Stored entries
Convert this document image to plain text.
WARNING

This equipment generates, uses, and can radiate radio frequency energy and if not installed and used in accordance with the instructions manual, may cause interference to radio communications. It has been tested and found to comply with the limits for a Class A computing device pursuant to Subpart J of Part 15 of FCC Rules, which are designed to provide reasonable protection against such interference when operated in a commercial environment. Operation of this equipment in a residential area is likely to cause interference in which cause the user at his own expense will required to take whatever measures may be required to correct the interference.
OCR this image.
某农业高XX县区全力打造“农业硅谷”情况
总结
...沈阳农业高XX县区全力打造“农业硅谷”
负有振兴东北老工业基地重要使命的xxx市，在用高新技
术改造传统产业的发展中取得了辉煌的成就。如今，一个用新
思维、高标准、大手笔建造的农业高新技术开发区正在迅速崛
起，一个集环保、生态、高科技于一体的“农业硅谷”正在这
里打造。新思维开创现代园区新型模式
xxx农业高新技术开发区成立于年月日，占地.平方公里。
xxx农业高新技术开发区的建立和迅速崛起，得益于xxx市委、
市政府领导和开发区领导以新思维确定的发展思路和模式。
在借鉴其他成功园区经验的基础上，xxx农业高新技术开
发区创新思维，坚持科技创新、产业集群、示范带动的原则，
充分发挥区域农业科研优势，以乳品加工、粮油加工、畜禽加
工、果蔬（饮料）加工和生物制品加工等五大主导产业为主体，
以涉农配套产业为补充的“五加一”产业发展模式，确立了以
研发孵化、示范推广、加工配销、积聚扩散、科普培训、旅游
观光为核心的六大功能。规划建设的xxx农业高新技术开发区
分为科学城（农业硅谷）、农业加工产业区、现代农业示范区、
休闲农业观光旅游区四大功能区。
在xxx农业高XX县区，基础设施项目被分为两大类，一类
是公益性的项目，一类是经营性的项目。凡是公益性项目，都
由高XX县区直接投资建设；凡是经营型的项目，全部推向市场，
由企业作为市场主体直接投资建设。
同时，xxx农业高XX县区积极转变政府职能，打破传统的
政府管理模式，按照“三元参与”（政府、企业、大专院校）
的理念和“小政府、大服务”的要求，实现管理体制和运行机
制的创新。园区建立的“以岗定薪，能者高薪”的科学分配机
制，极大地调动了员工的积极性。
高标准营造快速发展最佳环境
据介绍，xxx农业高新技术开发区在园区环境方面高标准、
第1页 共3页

Given exercise
Extract each line from the listing above, please, and repeat it exactly.

The answer
Convert this document image to plain text.
WARNING

This equipment generates, uses, and can radiate radio frequency energy and if not installed and used in accordance with the instructions manual, may cause interference to radio communications. It has been tested and found to comply with the limits for a Class A computing device pursuant to Subpart J of Part 15 of FCC Rules, which are designed to provide reasonable protection against such interference when operated in a commercial environment. Operation of this equipment in a residential area is likely to cause interference in which cause the user at his own expense will required to take whatever measures may be required to correct the interference.
OCR this image.
某农业高XX县区全力打造“农业硅谷”情况
总结
...沈阳农业高XX县区全力打造“农业硅谷”
负有振兴东北老工业基地重要使命的xxx市，在用高新技
术改造传统产业的发展中取得了辉煌的成就。如今，一个用新
思维、高标准、大手笔建造的农业高新技术开发区正在迅速崛
起，一个集环保、生态、高科技于一体的“农业硅谷”正在这
里打造。新思维开创现代园区新型模式
xxx农业高新技术开发区成立于年月日，占地.平方公里。
xxx农业高新技术开发区的建立和迅速崛起，得益于xxx市委、
市政府领导和开发区领导以新思维确定的发展思路和模式。
在借鉴其他成功园区经验的基础上，xxx农业高新技术开
发区创新思维，坚持科技创新、产业集群、示范带动的原则，
充分发挥区域农业科研优势，以乳品加工、粮油加工、畜禽加
工、果蔬（饮料）加工和生物制品加工等五大主导产业为主体，
以涉农配套产业为补充的“五加一”产业发展模式，确立了以
研发孵化、示范推广、加工配销、积聚扩散、科普培训、旅游
观光为核心的六大功能。规划建设的xxx农业高新技术开发区
分为科学城（农业硅谷）、农业加工产业区、现代农业示范区、
休闲农业观光旅游区四大功能区。
在xxx农业高XX县区，基础设施项目被分为两大类，一类
是公益性的项目，一类是经营性的项目。凡是公益性项目，都
由高XX县区直接投资建设；凡是经营型的项目，全部推向市场，
由企业作为市场主体直接投资建设。
同时，xxx农业高XX县区积极转变政府职能，打破传统的
政府管理模式，按照“三元参与”（政府、企业、大专院校）
的理念和“小政府、大服务”的要求，实现管理体制和运行机
制的创新。园区建立的“以岗定薪，能者高薪”的科学分配机
制，极大地调动了员工的积极性。
高标准营造快速发展最佳环境
据介绍，xxx农业高新技术开发区在园区环境方面高标准、
第1页 共3页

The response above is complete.